##### Material for the task #####
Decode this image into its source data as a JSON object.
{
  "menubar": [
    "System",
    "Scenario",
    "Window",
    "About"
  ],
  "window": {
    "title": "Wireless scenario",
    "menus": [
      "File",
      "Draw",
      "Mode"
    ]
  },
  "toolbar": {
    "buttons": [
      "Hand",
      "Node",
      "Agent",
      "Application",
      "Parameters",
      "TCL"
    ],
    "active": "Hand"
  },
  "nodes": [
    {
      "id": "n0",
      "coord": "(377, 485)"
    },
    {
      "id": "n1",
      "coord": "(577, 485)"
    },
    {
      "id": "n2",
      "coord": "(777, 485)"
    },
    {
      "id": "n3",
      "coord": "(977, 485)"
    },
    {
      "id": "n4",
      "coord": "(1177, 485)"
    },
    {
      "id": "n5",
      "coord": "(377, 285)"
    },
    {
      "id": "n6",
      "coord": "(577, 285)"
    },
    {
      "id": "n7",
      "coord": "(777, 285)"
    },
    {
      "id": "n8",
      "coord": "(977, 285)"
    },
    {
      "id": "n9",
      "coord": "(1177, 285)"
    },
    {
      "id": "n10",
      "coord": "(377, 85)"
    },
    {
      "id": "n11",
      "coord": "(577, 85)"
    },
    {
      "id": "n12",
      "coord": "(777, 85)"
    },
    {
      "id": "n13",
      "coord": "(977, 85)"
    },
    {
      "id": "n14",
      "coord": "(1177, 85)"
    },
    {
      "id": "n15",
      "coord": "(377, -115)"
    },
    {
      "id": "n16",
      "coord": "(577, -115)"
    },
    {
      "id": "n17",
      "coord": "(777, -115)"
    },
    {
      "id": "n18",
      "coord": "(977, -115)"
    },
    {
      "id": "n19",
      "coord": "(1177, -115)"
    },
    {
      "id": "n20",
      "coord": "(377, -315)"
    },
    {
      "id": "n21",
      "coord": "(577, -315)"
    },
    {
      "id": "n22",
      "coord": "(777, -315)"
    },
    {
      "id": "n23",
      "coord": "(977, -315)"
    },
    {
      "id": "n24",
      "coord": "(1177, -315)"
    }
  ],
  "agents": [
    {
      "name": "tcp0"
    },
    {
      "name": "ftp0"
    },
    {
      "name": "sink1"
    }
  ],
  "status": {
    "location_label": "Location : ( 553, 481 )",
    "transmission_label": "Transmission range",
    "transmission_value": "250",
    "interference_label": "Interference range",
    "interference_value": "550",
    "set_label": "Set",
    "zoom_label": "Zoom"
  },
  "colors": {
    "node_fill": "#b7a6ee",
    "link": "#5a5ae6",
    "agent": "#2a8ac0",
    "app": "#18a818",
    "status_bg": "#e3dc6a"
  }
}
#####
##### Material for the task #####
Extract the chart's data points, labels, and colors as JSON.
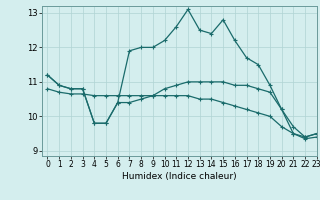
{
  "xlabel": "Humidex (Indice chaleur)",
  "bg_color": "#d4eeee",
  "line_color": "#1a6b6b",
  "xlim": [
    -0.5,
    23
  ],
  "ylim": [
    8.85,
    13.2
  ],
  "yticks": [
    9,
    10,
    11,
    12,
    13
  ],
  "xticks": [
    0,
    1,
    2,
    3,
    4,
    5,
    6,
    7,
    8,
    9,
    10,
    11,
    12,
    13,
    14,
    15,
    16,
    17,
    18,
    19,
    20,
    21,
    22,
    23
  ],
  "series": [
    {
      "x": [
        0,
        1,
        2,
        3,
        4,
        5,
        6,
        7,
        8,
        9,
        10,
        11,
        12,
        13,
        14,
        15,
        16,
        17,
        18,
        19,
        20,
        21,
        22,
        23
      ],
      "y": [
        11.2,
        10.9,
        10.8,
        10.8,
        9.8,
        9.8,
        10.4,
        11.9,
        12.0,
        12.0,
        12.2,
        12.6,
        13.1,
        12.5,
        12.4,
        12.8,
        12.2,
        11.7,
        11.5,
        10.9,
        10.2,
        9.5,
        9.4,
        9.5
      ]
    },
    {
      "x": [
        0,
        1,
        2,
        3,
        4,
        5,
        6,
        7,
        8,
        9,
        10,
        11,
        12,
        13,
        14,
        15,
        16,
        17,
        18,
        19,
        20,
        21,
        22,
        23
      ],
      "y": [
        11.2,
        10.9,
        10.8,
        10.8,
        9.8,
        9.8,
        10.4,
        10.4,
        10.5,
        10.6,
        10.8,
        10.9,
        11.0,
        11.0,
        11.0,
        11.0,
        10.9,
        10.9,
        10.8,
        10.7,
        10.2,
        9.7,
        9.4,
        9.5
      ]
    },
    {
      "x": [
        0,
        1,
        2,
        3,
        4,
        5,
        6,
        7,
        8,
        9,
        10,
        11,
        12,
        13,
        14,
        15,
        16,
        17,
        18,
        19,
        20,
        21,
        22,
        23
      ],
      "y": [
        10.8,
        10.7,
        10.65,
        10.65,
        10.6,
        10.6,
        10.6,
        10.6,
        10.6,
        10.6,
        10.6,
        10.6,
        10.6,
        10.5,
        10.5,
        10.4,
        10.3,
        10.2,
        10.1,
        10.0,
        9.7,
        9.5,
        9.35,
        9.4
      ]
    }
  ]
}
#####
##### Material for the task #####
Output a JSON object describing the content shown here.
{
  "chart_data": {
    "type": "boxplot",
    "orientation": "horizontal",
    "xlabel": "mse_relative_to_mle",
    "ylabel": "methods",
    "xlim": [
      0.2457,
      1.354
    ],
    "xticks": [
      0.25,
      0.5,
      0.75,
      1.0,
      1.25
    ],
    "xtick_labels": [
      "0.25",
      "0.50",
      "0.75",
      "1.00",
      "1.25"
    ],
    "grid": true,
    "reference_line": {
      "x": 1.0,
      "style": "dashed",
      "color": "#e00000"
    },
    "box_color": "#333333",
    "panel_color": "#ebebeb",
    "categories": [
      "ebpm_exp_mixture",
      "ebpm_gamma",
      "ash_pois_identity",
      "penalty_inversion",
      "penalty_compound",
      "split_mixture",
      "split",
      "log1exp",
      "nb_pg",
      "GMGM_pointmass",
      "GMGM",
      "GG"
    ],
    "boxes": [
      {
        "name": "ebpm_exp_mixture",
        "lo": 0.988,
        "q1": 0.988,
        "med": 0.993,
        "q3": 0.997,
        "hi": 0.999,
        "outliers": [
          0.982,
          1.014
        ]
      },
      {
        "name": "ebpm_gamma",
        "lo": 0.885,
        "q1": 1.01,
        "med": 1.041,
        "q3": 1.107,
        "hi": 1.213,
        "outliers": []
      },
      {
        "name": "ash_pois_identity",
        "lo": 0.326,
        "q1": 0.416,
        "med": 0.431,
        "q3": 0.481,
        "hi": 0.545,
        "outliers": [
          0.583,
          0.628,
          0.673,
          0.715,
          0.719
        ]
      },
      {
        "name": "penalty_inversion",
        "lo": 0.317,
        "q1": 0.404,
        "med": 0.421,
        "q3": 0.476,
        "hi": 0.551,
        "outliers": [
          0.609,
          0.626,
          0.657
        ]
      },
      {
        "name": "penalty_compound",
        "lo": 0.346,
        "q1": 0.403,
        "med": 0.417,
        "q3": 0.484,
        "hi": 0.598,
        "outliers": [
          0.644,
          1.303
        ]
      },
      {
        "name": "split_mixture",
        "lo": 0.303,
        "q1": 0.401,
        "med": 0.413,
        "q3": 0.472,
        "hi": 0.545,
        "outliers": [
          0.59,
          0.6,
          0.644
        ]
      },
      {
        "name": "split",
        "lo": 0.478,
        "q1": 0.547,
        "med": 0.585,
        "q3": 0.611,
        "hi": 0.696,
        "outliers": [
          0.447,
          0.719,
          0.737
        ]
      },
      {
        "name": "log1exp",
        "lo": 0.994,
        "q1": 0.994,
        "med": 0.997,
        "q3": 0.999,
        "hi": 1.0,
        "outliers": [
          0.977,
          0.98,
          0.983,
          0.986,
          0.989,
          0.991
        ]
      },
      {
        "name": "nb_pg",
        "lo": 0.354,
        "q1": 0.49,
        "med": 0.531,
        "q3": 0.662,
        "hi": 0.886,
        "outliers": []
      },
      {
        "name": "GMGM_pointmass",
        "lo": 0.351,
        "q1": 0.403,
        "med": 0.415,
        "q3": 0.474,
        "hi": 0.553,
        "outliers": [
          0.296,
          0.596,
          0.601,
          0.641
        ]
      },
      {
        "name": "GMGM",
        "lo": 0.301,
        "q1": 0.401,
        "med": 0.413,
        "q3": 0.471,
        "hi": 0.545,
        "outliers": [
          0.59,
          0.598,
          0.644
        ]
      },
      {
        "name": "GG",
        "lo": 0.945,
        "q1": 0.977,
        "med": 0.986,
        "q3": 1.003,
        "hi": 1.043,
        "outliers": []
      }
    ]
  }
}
#####
- **Task**
Which lines contain "object"? Copy each of them out.

- **Answer to this task**
Decode this image into its source data as a JSON object.
Output a JSON object describing the content shown here.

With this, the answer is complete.